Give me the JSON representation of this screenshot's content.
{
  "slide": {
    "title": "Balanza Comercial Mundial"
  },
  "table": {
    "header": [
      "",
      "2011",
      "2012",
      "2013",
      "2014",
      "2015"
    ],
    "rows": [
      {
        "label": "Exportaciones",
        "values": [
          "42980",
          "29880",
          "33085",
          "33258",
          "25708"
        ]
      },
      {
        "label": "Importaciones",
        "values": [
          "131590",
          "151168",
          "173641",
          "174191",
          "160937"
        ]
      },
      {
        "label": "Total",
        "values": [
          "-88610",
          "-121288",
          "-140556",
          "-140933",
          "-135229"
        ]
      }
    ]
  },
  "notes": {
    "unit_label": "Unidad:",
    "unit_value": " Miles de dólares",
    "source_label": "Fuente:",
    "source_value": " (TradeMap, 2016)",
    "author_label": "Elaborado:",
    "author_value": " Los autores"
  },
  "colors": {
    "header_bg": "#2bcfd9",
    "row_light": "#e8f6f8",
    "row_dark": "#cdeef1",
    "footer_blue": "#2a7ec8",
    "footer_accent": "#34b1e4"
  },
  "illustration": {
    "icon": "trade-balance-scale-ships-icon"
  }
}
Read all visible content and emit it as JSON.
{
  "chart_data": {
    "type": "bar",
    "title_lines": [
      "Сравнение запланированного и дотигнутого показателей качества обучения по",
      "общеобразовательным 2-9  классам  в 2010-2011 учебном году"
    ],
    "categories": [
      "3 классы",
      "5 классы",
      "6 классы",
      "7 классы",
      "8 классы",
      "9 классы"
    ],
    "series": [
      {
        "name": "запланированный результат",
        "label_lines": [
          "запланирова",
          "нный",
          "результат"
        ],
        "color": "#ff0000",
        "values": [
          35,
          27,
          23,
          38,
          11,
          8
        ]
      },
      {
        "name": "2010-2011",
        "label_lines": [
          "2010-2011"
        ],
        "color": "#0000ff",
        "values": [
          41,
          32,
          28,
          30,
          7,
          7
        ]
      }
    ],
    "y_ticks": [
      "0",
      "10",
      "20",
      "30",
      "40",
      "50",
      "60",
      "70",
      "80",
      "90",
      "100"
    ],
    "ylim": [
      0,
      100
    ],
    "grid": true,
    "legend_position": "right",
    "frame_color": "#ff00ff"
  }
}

> _Your instructions_:
Every record shown above must be echoed exactly.

> _Complete response_:
Give me the JSON representation of this screenshot's content.
{
  "slide": {
    "title": "Balanza Comercial Mundial"
  },
  "table": {
    "header": [
      "",
      "2011",
      "2012",
      "2013",
      "2014",
      "2015"
    ],
    "rows": [
      {
        "label": "Exportaciones",
        "values": [
          "42980",
          "29880",
          "33085",
          "33258",
          "25708"
        ]
      },
      {
        "label": "Importaciones",
        "values": [
          "131590",
          "151168",
          "173641",
          "174191",
          "160937"
        ]
      },
      {
        "label": "Total",
        "values": [
          "-88610",
          "-121288",
          "-140556",
          "-140933",
          "-135229"
        ]
      }
    ]
  },
  "notes": {
    "unit_label": "Unidad:",
    "unit_value": " Miles de dólares",
    "source_label": "Fuente:",
    "source_value": " (TradeMap, 2016)",
    "author_label": "Elaborado:",
    "author_value": " Los autores"
  },
  "colors": {
    "header_bg": "#2bcfd9",
    "row_light": "#e8f6f8",
    "row_dark": "#cdeef1",
    "footer_blue": "#2a7ec8",
    "footer_accent": "#34b1e4"
  },
  "illustration": {
    "icon": "trade-balance-scale-ships-icon"
  }
}
Read all visible content and emit it as JSON.
{
  "chart_data": {
    "type": "bar",
    "title_lines": [
      "Сравнение запланированного и дотигнутого показателей качества обучения по",
      "общеобразовательным 2-9  классам  в 2010-2011 учебном году"
    ],
    "categories": [
      "3 классы",
      "5 классы",
      "6 классы",
      "7 классы",
      "8 классы",
      "9 классы"
    ],
    "series": [
      {
        "name": "запланированный результат",
        "label_lines": [
          "запланирова",
          "нный",
          "результат"
        ],
        "color": "#ff0000",
        "values": [
          35,
          27,
          23,
          38,
          11,
          8
        ]
      },
      {
        "name": "2010-2011",
        "label_lines": [
          "2010-2011"
        ],
        "color": "#0000ff",
        "values": [
          41,
          32,
          28,
          30,
          7,
          7
        ]
      }
    ],
    "y_ticks": [
      "0",
      "10",
      "20",
      "30",
      "40",
      "50",
      "60",
      "70",
      "80",
      "90",
      "100"
    ],
    "ylim": [
      0,
      100
    ],
    "grid": true,
    "legend_position": "right",
    "frame_color": "#ff00ff"
  }
}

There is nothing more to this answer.